STATED TASK: Please copy out the lines from the line with "Bar [688, 0, 720, 30]" to the line with "Text: Visual Difficulties: Visual", reproducing each one character for character.

Layout annotation data

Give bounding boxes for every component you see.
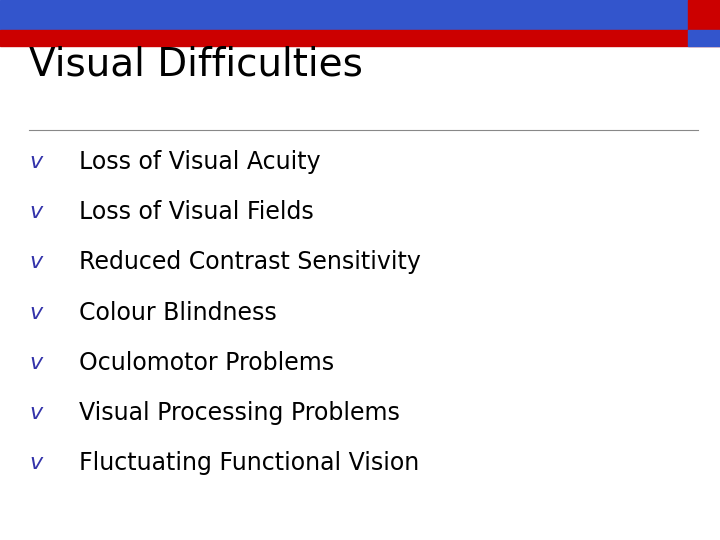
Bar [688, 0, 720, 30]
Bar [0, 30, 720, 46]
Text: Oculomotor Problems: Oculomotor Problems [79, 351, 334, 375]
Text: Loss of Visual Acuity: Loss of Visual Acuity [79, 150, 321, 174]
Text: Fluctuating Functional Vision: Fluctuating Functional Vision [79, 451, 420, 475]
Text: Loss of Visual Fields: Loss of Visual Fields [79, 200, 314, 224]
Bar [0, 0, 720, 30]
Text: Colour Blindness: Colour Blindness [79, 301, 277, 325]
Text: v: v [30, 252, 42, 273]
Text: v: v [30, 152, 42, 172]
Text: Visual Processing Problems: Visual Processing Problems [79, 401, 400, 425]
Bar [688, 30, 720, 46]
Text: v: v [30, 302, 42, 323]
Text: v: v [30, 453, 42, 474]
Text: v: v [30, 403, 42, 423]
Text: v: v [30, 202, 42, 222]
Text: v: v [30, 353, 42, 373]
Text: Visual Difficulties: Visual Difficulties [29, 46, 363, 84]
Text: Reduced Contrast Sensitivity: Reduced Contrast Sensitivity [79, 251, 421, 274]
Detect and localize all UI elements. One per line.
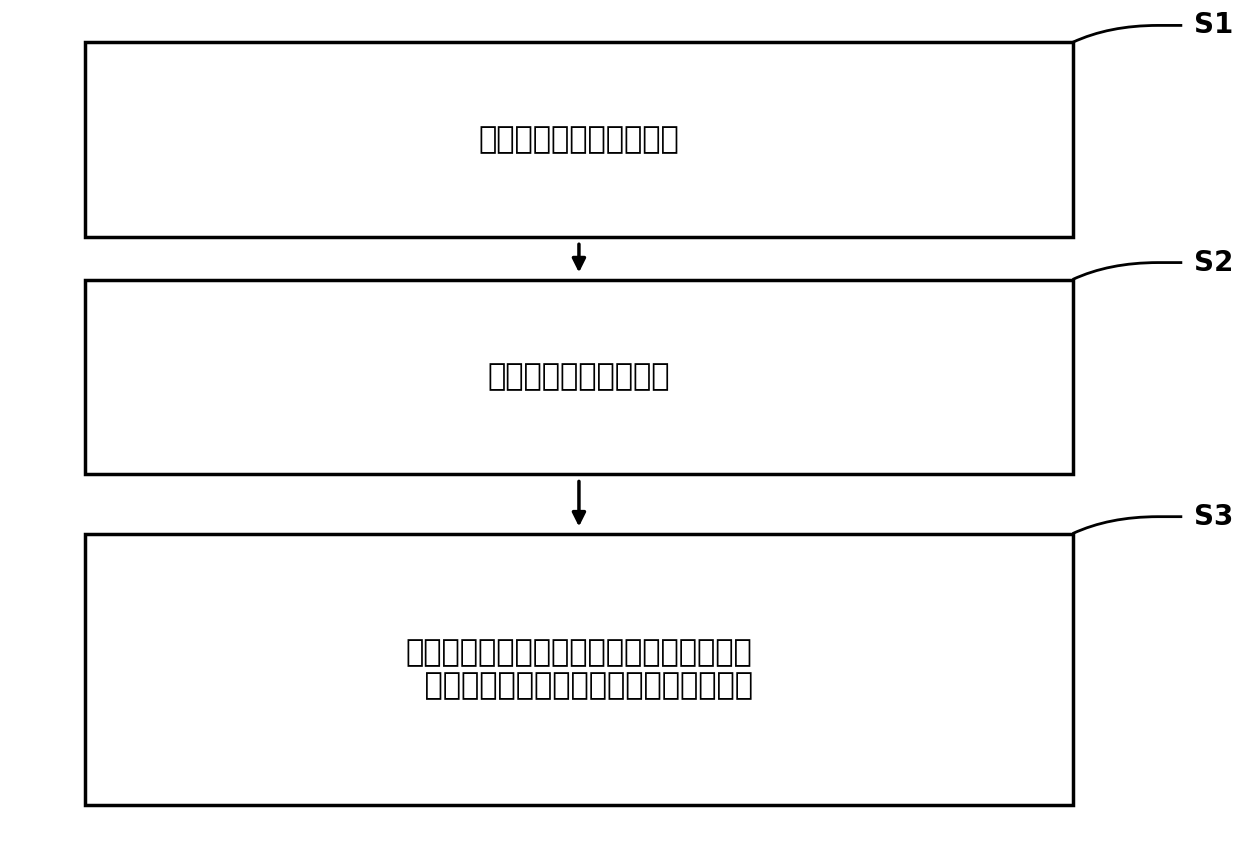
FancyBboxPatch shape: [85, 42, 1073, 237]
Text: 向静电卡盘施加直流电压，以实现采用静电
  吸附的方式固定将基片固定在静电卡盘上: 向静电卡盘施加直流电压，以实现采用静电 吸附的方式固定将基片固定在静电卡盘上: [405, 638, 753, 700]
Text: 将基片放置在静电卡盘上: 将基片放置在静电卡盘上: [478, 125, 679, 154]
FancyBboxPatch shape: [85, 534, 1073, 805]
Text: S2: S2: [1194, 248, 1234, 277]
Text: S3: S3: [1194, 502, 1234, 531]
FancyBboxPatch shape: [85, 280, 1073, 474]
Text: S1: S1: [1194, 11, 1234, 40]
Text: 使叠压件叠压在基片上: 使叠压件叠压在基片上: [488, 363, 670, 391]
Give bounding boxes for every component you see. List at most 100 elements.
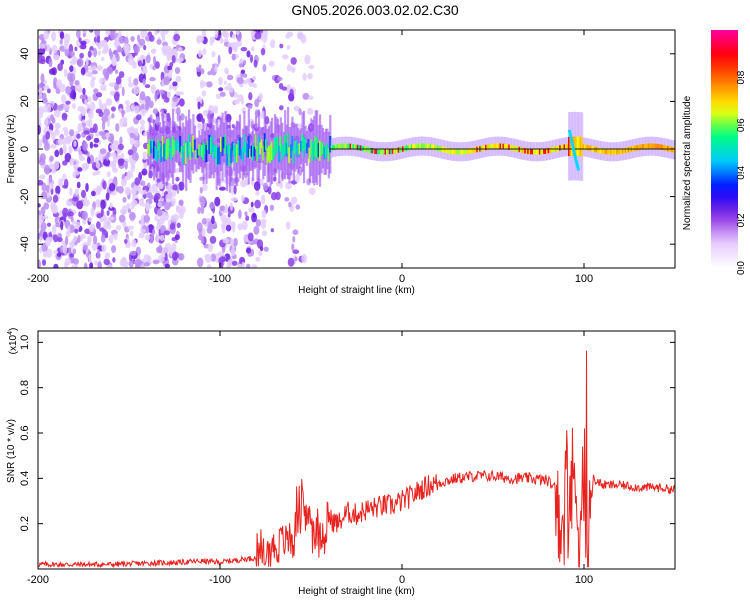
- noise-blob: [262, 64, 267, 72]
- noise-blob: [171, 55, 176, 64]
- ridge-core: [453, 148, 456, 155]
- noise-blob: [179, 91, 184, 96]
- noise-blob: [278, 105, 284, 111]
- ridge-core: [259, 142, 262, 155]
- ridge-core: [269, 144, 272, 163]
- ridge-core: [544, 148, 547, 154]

RESPONSE TO THIS EXERCISE:
Bar [688, 0, 720, 30]
Bar [0, 30, 720, 46]
Text: Oculomotor Problems: Oculomotor Problems [79, 351, 334, 375]
Text: Loss of Visual Acuity: Loss of Visual Acuity [79, 150, 321, 174]
Text: Fluctuating Functional Vision: Fluctuating Functional Vision [79, 451, 420, 475]
Text: Loss of Visual Fields: Loss of Visual Fields [79, 200, 314, 224]
Bar [0, 0, 720, 30]
Text: Colour Blindness: Colour Blindness [79, 301, 277, 325]
Text: v: v [30, 252, 42, 273]
Text: v: v [30, 152, 42, 172]
Text: Visual Processing Problems: Visual Processing Problems [79, 401, 400, 425]
Bar [688, 30, 720, 46]
Text: v: v [30, 302, 42, 323]
Text: v: v [30, 453, 42, 474]
Text: v: v [30, 403, 42, 423]
Text: v: v [30, 202, 42, 222]
Text: v: v [30, 353, 42, 373]
Text: Visual Difficulties: Visual Difficulties [29, 46, 363, 84]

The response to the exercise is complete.